Ricopia alla lettera l'intero articolo su Lotito e la Casertana.

TESTO FORNITO —
'''

SERIE C - "Lotito collabora con la Casertana", il patron dei Falchetti non ci sta: "Giù le mani dalla società! Nessun accordo con il patron della Lazio"

13.09.2018 20:00 di Redazione Tuttoreggina Twitter:   articolo letto 1417 volte
© foto di Giuseppe Scialla
SERIE C - "Lotito collabora con la Casertana", il patron dei Falchetti non ci sta: "Giù le mani dalla società! Nessun accordo con il patron della Lazio"

Nuova clamorosa querelle "scoppiata" attorno alla Casertana. Il giornalista e commercialista, ma sopratutto ex sindaco di Caserta, Pio Del Gaudio, nel corso di un'intervista rilasciata a goldweb.tv, la "butta leggera": "Lotito collabora con la Casertana!".

Apriti cielo! Del Gaudio si complimenta con il patron laziale, oramai uno degli uomini cardine del sistema politico del calcio italiano, per aver "scelto" Caserta quale suo ulteriore avamposto.

'''

ESTRATTI DEL DATASET —
'''

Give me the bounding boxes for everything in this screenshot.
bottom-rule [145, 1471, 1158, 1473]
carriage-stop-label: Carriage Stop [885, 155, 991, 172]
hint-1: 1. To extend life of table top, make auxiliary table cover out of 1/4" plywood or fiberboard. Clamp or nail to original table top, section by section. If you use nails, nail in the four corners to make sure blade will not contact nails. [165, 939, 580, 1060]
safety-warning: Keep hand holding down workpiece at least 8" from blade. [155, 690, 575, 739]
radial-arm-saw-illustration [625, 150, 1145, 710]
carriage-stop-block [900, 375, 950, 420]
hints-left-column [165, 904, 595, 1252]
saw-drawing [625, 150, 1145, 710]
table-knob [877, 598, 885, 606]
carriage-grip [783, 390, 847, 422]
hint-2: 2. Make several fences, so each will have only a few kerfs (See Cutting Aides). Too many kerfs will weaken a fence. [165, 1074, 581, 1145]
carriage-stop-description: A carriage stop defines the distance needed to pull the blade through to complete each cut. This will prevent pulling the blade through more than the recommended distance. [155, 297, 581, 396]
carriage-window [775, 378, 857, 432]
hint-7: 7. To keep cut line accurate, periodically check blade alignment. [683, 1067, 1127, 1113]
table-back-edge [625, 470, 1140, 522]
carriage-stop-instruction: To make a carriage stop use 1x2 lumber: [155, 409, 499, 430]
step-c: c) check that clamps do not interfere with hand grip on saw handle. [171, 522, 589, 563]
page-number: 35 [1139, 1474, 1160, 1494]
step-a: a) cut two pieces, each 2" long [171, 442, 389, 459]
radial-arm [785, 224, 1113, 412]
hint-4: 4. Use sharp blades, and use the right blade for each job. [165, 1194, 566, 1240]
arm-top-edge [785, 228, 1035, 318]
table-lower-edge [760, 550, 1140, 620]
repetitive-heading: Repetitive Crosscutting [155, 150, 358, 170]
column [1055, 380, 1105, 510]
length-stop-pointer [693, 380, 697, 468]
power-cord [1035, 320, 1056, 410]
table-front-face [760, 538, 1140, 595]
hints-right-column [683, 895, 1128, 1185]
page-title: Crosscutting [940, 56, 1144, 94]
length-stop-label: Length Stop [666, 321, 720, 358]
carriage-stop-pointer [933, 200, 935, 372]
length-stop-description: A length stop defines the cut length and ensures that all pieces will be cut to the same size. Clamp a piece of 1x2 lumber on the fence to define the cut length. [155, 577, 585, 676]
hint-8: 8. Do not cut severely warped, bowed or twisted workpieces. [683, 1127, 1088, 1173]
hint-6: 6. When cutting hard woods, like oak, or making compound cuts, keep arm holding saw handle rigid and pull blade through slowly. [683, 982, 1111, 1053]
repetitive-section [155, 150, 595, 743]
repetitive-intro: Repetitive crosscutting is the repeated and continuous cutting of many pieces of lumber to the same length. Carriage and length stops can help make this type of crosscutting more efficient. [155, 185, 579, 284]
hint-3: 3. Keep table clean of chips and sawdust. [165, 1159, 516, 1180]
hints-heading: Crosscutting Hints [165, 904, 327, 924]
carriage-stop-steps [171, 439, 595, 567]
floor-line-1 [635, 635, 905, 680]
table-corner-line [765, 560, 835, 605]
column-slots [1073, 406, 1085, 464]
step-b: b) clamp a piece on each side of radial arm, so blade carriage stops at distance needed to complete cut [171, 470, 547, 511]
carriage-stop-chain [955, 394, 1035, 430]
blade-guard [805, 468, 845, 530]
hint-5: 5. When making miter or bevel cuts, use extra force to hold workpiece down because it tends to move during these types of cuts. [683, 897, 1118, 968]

'''

SOLUZIONE DELL'ESERCIZIO —
SERIE C - "Lotito collabora con la Casertana", il patron dei Falchetti non ci sta: "Giù le mani dalla società! Nessun accordo con il patron della Lazio"

13.09.2018 20:00 di Redazione Tuttoreggina Twitter:   articolo letto 1417 volte
© foto di Giuseppe Scialla
SERIE C - "Lotito collabora con la Casertana", il patron dei Falchetti non ci sta: "Giù le mani dalla società! Nessun accordo con il patron della Lazio"

Nuova clamorosa querelle "scoppiata" attorno alla Casertana. Il giornalista e commercialista, ma sopratutto ex sindaco di Caserta, Pio Del Gaudio, nel corso di un'intervista rilasciata a goldweb.tv, la "butta leggera": "Lotito collabora con la Casertana!".

Apriti cielo! Del Gaudio si complimenta con il patron laziale, oramai uno degli uomini cardine del sistema politico del calcio italiano, per aver "scelto" Caserta quale suo ulteriore avamposto.